** start **

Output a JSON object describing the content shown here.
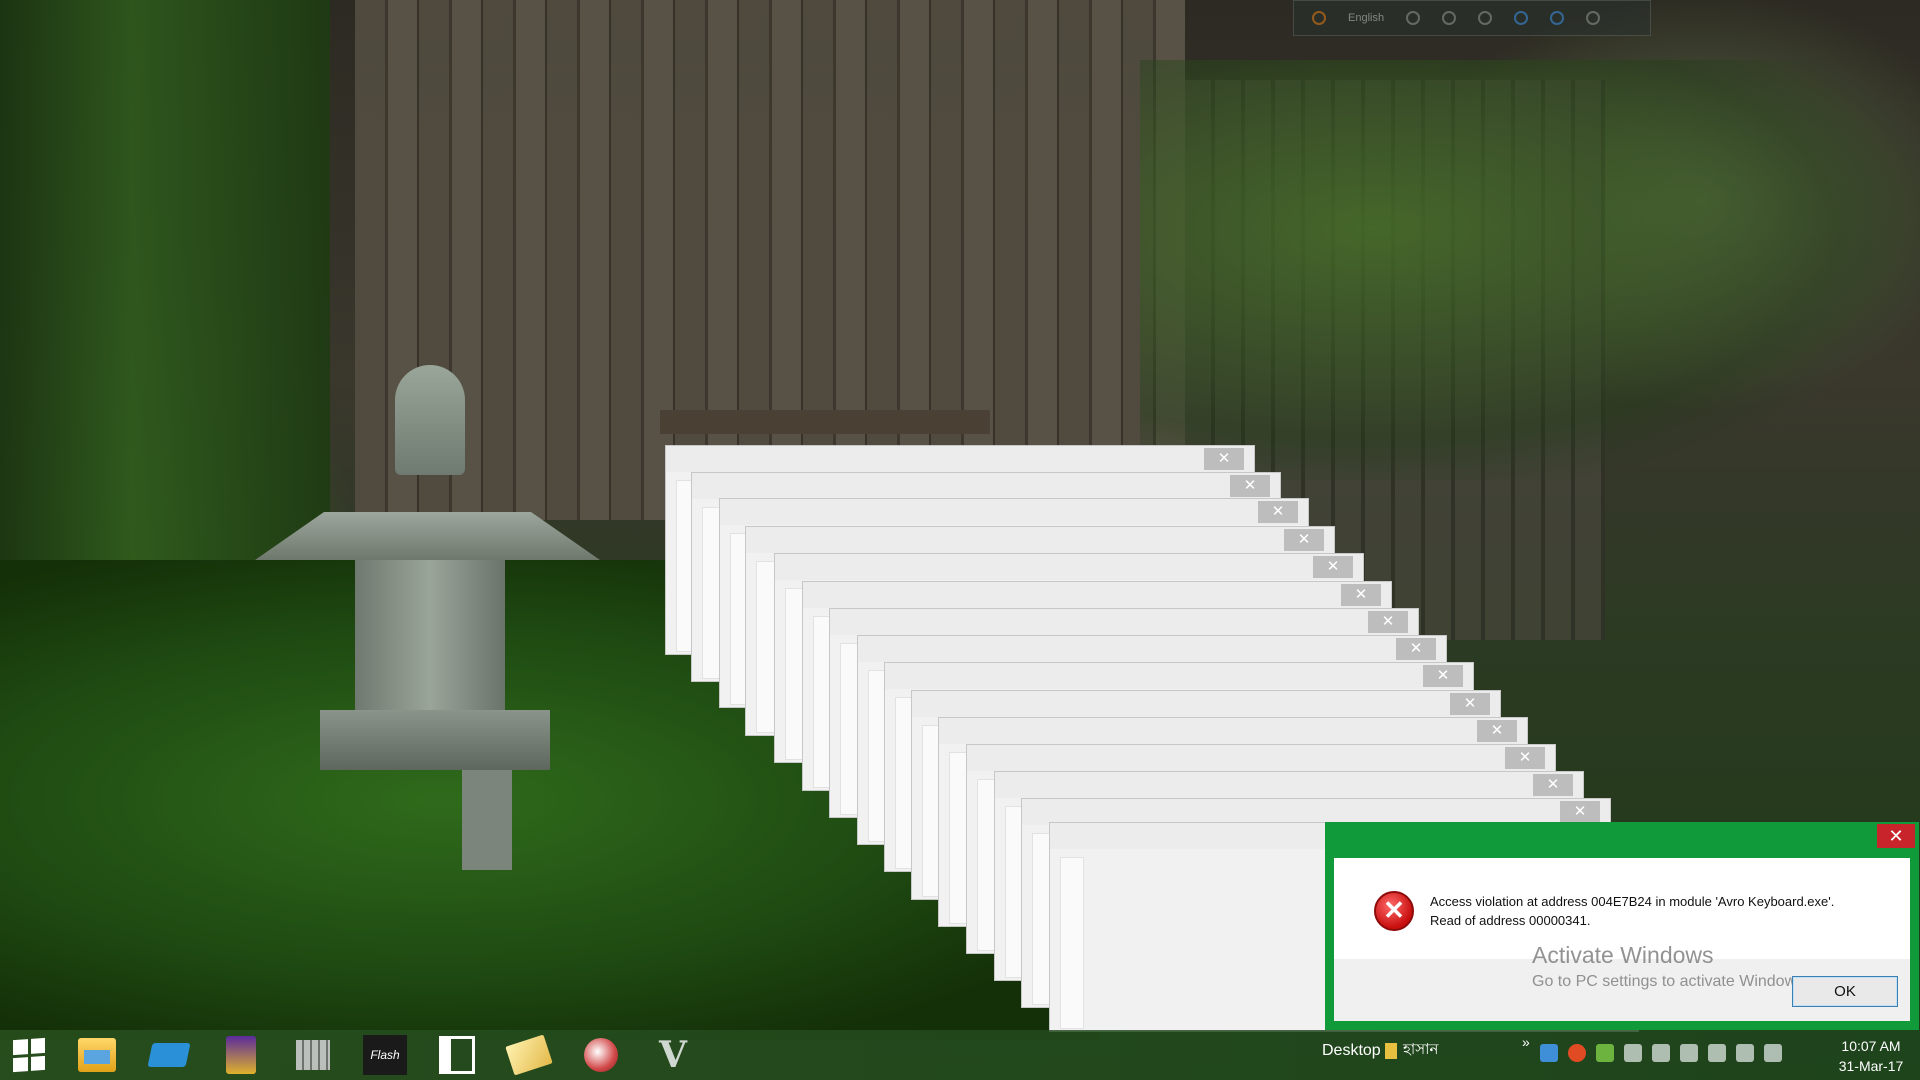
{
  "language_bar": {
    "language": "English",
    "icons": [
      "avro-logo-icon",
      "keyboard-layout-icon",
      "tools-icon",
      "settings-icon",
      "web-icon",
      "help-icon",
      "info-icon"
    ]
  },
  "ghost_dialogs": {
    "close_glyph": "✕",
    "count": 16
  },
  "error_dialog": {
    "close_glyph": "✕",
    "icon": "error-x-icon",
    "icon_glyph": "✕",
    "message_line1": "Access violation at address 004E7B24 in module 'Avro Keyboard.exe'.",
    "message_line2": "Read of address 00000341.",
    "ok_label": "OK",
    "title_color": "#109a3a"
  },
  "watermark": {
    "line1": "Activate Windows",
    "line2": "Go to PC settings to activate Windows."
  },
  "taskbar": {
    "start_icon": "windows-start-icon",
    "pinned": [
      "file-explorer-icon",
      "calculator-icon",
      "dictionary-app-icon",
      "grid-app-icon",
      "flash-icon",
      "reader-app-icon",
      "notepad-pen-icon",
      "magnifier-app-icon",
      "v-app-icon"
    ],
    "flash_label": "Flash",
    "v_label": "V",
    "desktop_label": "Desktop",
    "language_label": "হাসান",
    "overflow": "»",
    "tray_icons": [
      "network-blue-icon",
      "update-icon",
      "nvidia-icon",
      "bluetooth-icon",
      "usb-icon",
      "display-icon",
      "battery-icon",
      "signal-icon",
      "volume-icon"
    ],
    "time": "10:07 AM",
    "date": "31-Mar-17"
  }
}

** end **

Problem -
What is the number of lines in the records that contain the string "settings"? Give only that number.

Task result -
2